[START OF INPUT MATERIAL]

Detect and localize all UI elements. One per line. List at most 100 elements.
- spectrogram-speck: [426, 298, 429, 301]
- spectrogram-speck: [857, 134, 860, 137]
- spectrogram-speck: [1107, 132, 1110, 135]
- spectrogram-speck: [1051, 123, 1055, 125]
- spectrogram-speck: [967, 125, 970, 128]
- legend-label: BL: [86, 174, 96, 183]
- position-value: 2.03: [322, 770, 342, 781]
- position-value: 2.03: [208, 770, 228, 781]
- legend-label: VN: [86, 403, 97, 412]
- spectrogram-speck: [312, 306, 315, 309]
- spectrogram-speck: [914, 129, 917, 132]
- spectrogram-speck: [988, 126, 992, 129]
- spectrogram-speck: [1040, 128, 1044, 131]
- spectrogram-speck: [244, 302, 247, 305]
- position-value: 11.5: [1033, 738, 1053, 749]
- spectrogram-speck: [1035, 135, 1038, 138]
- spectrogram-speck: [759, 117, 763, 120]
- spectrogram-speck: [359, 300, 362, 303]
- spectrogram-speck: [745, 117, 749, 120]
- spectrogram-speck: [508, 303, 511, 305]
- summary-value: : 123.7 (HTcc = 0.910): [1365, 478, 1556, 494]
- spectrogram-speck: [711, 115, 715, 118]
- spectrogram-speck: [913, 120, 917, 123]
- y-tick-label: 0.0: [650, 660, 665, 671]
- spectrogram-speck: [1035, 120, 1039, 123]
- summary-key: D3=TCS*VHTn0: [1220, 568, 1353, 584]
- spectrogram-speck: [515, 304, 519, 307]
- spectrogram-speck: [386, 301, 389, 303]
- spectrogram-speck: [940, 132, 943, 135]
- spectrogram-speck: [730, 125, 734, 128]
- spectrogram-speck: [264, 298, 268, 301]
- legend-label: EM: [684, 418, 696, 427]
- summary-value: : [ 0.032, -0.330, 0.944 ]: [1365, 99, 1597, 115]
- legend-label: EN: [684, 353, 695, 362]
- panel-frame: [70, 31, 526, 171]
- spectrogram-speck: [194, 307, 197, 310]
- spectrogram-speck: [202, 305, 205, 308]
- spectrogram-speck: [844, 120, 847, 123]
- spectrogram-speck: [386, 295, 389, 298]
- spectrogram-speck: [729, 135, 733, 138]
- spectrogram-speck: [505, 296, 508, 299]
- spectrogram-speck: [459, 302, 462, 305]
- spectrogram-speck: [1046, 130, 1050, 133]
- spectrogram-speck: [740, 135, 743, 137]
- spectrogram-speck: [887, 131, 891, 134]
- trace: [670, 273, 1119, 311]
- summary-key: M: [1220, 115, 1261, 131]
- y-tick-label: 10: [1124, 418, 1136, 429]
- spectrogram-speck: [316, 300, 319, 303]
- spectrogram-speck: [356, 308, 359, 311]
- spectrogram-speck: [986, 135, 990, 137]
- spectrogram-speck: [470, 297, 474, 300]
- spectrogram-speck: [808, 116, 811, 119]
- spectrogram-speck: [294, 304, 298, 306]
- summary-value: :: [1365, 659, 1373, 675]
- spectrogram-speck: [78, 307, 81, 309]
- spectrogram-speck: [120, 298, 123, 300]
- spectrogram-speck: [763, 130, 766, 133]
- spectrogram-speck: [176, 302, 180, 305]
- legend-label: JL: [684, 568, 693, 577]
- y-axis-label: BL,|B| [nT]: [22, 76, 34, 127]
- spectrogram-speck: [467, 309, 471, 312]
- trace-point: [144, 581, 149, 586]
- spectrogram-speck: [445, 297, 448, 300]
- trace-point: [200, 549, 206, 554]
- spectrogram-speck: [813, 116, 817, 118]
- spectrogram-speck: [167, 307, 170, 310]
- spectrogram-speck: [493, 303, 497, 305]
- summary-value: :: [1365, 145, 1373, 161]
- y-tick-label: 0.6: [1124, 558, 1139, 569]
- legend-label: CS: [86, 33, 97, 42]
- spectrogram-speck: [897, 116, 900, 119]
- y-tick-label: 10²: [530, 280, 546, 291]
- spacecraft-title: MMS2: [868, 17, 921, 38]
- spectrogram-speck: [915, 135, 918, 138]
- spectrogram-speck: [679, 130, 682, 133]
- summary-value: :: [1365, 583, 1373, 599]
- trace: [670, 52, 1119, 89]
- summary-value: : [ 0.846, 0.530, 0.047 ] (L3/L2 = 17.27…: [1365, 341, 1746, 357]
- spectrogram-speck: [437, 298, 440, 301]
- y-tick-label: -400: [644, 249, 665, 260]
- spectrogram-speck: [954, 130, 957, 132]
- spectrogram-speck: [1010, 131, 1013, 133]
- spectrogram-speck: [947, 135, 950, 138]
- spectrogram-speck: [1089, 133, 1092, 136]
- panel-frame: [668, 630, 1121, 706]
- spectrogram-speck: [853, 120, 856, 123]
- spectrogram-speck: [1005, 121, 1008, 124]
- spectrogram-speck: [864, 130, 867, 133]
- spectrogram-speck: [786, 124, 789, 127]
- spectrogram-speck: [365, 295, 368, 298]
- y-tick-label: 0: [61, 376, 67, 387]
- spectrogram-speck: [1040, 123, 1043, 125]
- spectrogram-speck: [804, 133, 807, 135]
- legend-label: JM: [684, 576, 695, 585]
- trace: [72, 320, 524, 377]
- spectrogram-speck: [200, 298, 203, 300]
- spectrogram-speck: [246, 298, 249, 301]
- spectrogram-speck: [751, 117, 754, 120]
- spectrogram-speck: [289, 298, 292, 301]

[END OF INPUT MATERIAL]

**PROBLEM TO WORK ON**. Write out every line of the material above as a JSON list of strings, one string per line, leaving out blank lines.

**WRITTEN REPLY**.
[
  "Detect and localize all UI elements. One per line. List at most 100 elements.",
  "- spectrogram-speck: [426, 298, 429, 301]",
  "- spectrogram-speck: [857, 134, 860, 137]",
  "- spectrogram-speck: [1107, 132, 1110, 135]",
  "- spectrogram-speck: [1051, 123, 1055, 125]",
  "- spectrogram-speck: [967, 125, 970, 128]",
  "- legend-label: BL: [86, 174, 96, 183]",
  "- position-value: 2.03: [322, 770, 342, 781]",
  "- position-value: 2.03: [208, 770, 228, 781]",
  "- legend-label: VN: [86, 403, 97, 412]",
  "- spectrogram-speck: [312, 306, 315, 309]",
  "- spectrogram-speck: [914, 129, 917, 132]",
  "- spectrogram-speck: [988, 126, 992, 129]",
  "- spectrogram-speck: [1040, 128, 1044, 131]",
  "- spectrogram-speck: [244, 302, 247, 305]",
  "- position-value: 11.5: [1033, 738, 1053, 749]",
  "- spectrogram-speck: [1035, 135, 1038, 138]",
  "- spectrogram-speck: [759, 117, 763, 120]",
  "- spectrogram-speck: [359, 300, 362, 303]",
  "- spectrogram-speck: [745, 117, 749, 120]",
  "- spectrogram-speck: [508, 303, 511, 305]",
  "- summary-value: : 123.7 (HTcc = 0.910): [1365, 478, 1556, 494]",
  "- spectrogram-speck: [711, 115, 715, 118]",
  "- spectrogram-speck: [913, 120, 917, 123]",
  "- y-tick-label: 0.0: [650, 660, 665, 671]",
  "- spectrogram-speck: [1035, 120, 1039, 123]",
  "- summary-key: D3=TCS*VHTn0: [1220, 568, 1353, 584]",
  "- spectrogram-speck: [515, 304, 519, 307]",
  "- spectrogram-speck: [386, 301, 389, 303]",
  "- spectrogram-speck: [940, 132, 943, 135]",
  "- spectrogram-speck: [730, 125, 734, 128]",
  "- spectrogram-speck: [264, 298, 268, 301]",
  "- legend-label: EM: [684, 418, 696, 427]",
  "- summary-value: : [ 0.032, -0.330, 0.944 ]: [1365, 99, 1597, 115]",
  "- legend-label: EN: [684, 353, 695, 362]",
  "- panel-frame: [70, 31, 526, 171]",
  "- spectrogram-speck: [194, 307, 197, 310]",
  "- spectrogram-speck: [202, 305, 205, 308]",
  "- spectrogram-speck: [844, 120, 847, 123]",
  "- spectrogram-speck: [386, 295, 389, 298]",
  "- spectrogram-speck: [729, 135, 733, 138]",
  "- spectrogram-speck: [505, 296, 508, 299]",
  "- spectrogram-speck: [459, 302, 462, 305]",
  "- spectrogram-speck: [1046, 130, 1050, 133]",
  "- spectrogram-speck: [740, 135, 743, 137]",
  "- spectrogram-speck: [887, 131, 891, 134]",
  "- trace: [670, 273, 1119, 311]",
  "- summary-key: M: [1220, 115, 1261, 131]",
  "- y-tick-label: 10: [1124, 418, 1136, 429]",
  "- spectrogram-speck: [316, 300, 319, 303]",
  "- spectrogram-speck: [356, 308, 359, 311]",
  "- spectrogram-speck: [986, 135, 990, 137]",
  "- spectrogram-speck: [470, 297, 474, 300]",
  "- spectrogram-speck: [808, 116, 811, 119]",
  "- spectrogram-speck: [294, 304, 298, 306]",
  "- summary-value: :: [1365, 659, 1373, 675]",
  "- spectrogram-speck: [78, 307, 81, 309]",
  "- spectrogram-speck: [120, 298, 123, 300]",
  "- spectrogram-speck: [763, 130, 766, 133]",
  "- spectrogram-speck: [176, 302, 180, 305]",
  "- legend-label: JL: [684, 568, 693, 577]",
  "- y-axis-label: BL,|B| [nT]: [22, 76, 34, 127]",
  "- spectrogram-speck: [467, 309, 471, 312]",
  "- trace-point: [144, 581, 149, 586]",
  "- spectrogram-speck: [445, 297, 448, 300]",
  "- trace-point: [200, 549, 206, 554]",
  "- spectrogram-speck: [813, 116, 817, 118]",
  "- spectrogram-speck: [167, 307, 170, 310]",
  "- spectrogram-speck: [493, 303, 497, 305]",
  "- summary-value: :: [1365, 145, 1373, 161]",
  "- y-tick-label: 0.6: [1124, 558, 1139, 569]",
  "- legend-label: CS: [86, 33, 97, 42]",
  "- spectrogram-speck: [897, 116, 900, 119]",
  "- y-tick-label: 10²: [530, 280, 546, 291]",
  "- spacecraft-title: MMS2: [868, 17, 921, 38]",
  "- spectrogram-speck: [915, 135, 918, 138]",
  "- spectrogram-speck: [679, 130, 682, 133]",
  "- summary-value: :: [1365, 583, 1373, 599]",
  "- trace: [670, 52, 1119, 89]",
  "- summary-value: : [ 0.846, 0.530, 0.047 ] (L3/L2 = 17.27…: [1365, 341, 1746, 357]",
  "- spectrogram-speck: [437, 298, 440, 301]",
  "- y-tick-label: -400: [644, 249, 665, 260]",
  "- spectrogram-speck: [954, 130, 957, 132]",
  "- spectrogram-speck: [1010, 131, 1013, 133]",
  "- spectrogram-speck: [947, 135, 950, 138]",
  "- spectrogram-speck: [1089, 133, 1092, 136]",
  "- panel-frame: [668, 630, 1121, 706]",
  "- spectrogram-speck: [853, 120, 856, 123]",
  "- spectrogram-speck: [1005, 121, 1008, 124]",
  "- spectrogram-speck: [864, 130, 867, 133]",
  "- spectrogram-speck: [786, 124, 789, 127]",
  "- spectrogram-speck: [365, 295, 368, 298]",
  "- y-tick-label: 0: [61, 376, 67, 387]",
  "- spectrogram-speck: [1040, 123, 1043, 125]",
  "- spectrogram-speck: [804, 133, 807, 135]",
  "- legend-label: JM: [684, 576, 695, 585]",
  "- trace: [72, 320, 524, 377]",
  "- spectrogram-speck: [200, 298, 203, 300]",
  "- spectrogram-speck: [246, 298, 249, 301]",
  "- spectrogram-speck: [751, 117, 754, 120]",
  "- spectrogram-speck: [289, 298, 292, 301]"
]